AVAILABLE RECORDS »
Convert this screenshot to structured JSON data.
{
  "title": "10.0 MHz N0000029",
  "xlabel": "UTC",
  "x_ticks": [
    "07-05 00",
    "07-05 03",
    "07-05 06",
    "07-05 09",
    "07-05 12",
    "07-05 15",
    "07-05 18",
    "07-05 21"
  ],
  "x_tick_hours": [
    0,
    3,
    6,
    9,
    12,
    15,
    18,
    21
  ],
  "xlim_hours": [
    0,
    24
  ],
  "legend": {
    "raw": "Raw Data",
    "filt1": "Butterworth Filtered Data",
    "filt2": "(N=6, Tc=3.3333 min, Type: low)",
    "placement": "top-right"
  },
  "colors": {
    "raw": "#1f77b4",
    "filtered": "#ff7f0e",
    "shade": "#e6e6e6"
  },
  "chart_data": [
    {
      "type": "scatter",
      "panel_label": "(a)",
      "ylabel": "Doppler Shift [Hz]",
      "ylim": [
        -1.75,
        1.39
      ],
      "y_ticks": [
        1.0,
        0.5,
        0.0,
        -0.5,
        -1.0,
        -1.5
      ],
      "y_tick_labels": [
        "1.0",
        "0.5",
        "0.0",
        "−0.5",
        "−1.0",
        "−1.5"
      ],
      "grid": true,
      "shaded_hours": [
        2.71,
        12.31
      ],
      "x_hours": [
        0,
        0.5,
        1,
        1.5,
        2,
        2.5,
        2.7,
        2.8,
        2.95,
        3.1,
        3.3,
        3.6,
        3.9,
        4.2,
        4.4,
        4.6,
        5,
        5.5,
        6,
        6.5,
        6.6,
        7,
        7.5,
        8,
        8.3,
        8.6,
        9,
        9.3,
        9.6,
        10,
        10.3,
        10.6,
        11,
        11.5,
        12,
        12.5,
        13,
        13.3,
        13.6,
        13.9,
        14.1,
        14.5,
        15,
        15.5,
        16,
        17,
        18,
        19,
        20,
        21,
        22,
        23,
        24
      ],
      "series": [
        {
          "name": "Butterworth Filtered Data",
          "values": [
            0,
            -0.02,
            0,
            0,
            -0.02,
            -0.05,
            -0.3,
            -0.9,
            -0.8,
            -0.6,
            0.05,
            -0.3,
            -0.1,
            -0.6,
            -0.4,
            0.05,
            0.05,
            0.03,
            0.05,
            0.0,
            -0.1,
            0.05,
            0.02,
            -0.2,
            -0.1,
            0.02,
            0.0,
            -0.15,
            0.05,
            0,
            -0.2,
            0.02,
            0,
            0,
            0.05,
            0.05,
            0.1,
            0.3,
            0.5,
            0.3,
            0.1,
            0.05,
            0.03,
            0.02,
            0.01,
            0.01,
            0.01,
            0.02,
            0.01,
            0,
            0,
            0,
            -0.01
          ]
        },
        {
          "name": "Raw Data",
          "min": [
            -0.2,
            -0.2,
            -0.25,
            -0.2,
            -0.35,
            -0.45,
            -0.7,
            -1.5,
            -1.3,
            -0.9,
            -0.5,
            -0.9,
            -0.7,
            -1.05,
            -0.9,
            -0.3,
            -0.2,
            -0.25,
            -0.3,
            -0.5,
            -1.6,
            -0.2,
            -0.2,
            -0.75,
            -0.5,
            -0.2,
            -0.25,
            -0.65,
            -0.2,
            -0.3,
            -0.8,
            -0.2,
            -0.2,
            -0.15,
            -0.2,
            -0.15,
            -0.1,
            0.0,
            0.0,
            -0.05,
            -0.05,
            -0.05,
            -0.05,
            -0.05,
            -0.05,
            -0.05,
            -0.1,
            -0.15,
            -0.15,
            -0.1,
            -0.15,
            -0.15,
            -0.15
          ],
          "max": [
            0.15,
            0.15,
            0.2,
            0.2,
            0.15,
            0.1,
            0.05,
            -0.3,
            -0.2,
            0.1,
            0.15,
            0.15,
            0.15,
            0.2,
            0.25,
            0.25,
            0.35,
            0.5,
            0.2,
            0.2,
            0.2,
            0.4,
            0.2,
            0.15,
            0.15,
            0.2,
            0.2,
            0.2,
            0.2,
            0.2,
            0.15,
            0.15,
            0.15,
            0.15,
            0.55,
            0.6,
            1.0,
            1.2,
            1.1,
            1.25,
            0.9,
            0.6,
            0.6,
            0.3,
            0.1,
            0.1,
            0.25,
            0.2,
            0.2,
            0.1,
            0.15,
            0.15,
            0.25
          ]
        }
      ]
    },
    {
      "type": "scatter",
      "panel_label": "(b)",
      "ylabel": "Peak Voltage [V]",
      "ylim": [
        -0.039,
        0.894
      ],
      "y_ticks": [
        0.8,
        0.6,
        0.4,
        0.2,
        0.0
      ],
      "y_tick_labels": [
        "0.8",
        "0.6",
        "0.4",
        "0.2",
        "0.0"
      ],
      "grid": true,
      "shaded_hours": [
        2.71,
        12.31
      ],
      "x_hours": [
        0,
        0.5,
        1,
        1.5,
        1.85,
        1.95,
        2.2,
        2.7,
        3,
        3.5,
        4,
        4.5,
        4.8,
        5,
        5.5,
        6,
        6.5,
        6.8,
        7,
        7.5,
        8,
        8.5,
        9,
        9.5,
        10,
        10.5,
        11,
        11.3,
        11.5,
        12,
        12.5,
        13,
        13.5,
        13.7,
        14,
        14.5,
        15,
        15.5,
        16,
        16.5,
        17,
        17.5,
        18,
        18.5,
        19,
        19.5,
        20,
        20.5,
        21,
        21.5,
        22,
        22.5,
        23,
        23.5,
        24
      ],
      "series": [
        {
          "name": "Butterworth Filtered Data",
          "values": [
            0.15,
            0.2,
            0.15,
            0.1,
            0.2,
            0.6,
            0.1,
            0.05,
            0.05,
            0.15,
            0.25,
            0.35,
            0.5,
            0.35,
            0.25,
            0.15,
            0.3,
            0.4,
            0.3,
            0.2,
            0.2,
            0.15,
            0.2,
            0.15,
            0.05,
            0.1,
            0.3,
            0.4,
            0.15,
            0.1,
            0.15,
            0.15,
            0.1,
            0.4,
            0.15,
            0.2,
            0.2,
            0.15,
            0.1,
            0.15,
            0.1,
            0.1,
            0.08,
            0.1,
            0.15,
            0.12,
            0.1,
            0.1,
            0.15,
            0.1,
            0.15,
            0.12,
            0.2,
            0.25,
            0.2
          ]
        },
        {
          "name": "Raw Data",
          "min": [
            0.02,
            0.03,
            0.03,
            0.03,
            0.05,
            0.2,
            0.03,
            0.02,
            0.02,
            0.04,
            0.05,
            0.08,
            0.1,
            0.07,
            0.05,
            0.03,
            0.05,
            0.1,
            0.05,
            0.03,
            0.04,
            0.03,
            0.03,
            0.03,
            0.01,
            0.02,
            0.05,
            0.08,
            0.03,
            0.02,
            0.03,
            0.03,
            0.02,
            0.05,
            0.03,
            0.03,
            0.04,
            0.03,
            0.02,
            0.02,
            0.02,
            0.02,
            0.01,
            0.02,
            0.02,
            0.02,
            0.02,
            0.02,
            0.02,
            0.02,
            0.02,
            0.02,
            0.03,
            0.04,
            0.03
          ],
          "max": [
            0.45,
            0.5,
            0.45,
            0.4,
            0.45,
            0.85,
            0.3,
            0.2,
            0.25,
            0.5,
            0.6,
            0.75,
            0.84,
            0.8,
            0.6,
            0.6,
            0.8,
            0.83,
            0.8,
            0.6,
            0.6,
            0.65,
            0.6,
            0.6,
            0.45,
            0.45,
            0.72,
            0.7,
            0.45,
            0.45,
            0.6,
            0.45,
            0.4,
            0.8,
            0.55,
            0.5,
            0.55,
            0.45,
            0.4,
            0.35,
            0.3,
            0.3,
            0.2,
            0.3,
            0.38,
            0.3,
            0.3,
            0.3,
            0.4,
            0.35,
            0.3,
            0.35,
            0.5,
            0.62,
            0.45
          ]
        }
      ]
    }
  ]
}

BRIEF » All lines of the data above that include the word "ylabel" must be shown.

EXERCISE RESULT »
      "ylabel": "Doppler Shift [Hz]",
      "ylabel": "Peak Voltage [V]",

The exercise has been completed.